- **DESCRIPTION OF THE TASK**: Scan the entries below for the string "text" and copy every line where it turns up.

- **SOURCE DATA**:
======
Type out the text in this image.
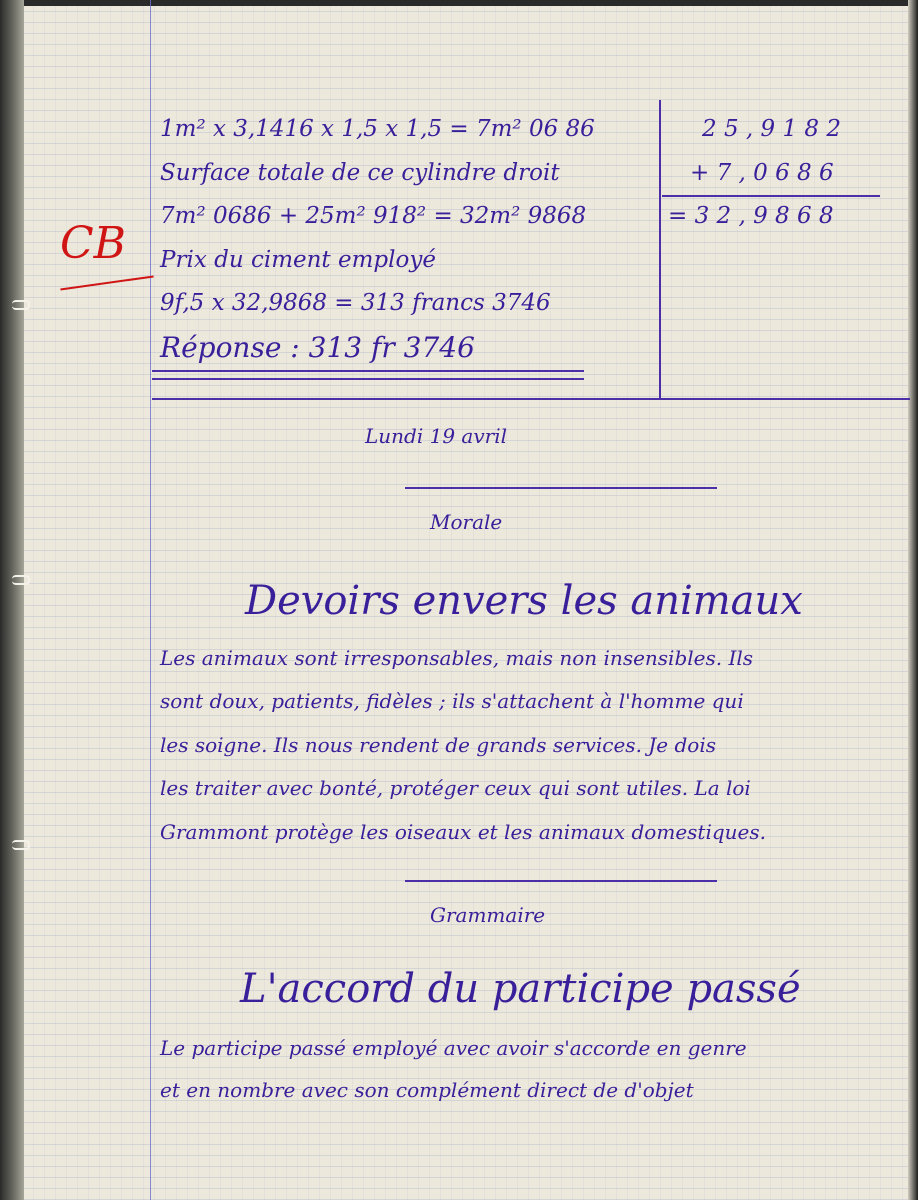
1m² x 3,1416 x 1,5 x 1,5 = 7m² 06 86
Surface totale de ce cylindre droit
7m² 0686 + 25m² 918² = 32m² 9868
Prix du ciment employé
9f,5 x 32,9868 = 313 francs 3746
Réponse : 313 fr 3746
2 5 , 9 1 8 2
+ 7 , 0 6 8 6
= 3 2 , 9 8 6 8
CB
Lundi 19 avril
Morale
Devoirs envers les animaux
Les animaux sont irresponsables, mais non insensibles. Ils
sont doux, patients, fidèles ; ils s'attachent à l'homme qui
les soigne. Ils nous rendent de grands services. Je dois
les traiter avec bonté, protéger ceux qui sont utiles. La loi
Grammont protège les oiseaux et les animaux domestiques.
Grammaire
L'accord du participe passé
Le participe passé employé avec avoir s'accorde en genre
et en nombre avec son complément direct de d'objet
======
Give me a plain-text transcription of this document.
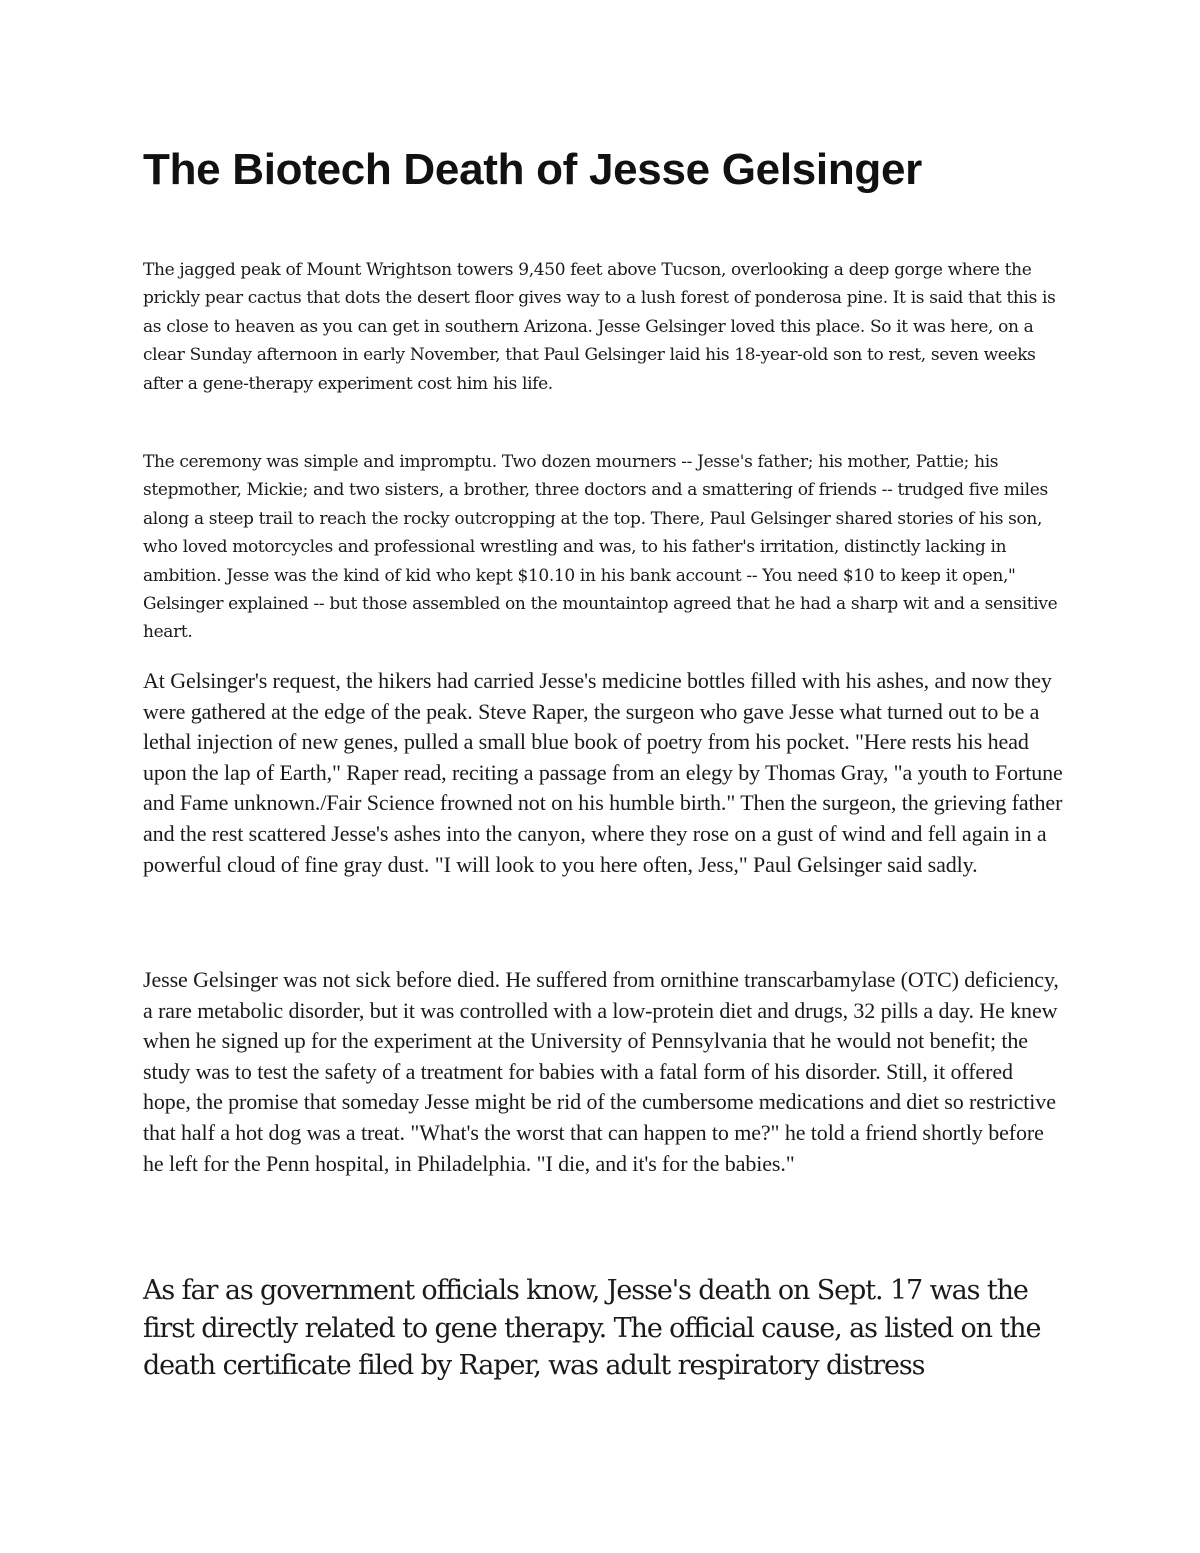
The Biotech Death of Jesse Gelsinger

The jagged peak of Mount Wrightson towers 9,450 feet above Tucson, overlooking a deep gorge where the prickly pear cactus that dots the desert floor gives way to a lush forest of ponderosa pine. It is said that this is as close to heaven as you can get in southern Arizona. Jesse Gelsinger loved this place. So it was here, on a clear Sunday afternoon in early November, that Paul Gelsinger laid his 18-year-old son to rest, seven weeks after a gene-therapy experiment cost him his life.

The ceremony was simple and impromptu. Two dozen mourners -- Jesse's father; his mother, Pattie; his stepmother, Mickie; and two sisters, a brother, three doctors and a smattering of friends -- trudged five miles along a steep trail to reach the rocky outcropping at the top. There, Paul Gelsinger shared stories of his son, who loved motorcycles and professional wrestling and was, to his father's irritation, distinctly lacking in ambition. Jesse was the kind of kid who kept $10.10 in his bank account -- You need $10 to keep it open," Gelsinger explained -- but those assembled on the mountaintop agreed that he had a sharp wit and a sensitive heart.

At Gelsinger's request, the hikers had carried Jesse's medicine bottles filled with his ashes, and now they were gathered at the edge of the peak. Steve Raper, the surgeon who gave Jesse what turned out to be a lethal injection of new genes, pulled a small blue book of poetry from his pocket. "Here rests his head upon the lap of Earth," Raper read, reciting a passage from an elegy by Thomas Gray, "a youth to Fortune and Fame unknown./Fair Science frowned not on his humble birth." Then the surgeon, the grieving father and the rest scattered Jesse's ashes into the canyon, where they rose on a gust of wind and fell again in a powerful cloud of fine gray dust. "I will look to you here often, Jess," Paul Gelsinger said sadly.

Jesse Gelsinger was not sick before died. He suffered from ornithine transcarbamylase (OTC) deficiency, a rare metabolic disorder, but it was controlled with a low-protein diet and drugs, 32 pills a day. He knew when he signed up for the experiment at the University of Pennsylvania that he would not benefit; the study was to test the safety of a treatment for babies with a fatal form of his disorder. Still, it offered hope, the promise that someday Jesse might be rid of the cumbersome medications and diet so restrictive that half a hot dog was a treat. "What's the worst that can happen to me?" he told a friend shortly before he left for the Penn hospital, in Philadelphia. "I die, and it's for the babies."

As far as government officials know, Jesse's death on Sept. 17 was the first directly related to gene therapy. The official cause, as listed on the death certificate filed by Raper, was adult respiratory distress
======
- **RESULT OF THE TASK**:
Type out the text in this image.
Give me a plain-text transcription of this document.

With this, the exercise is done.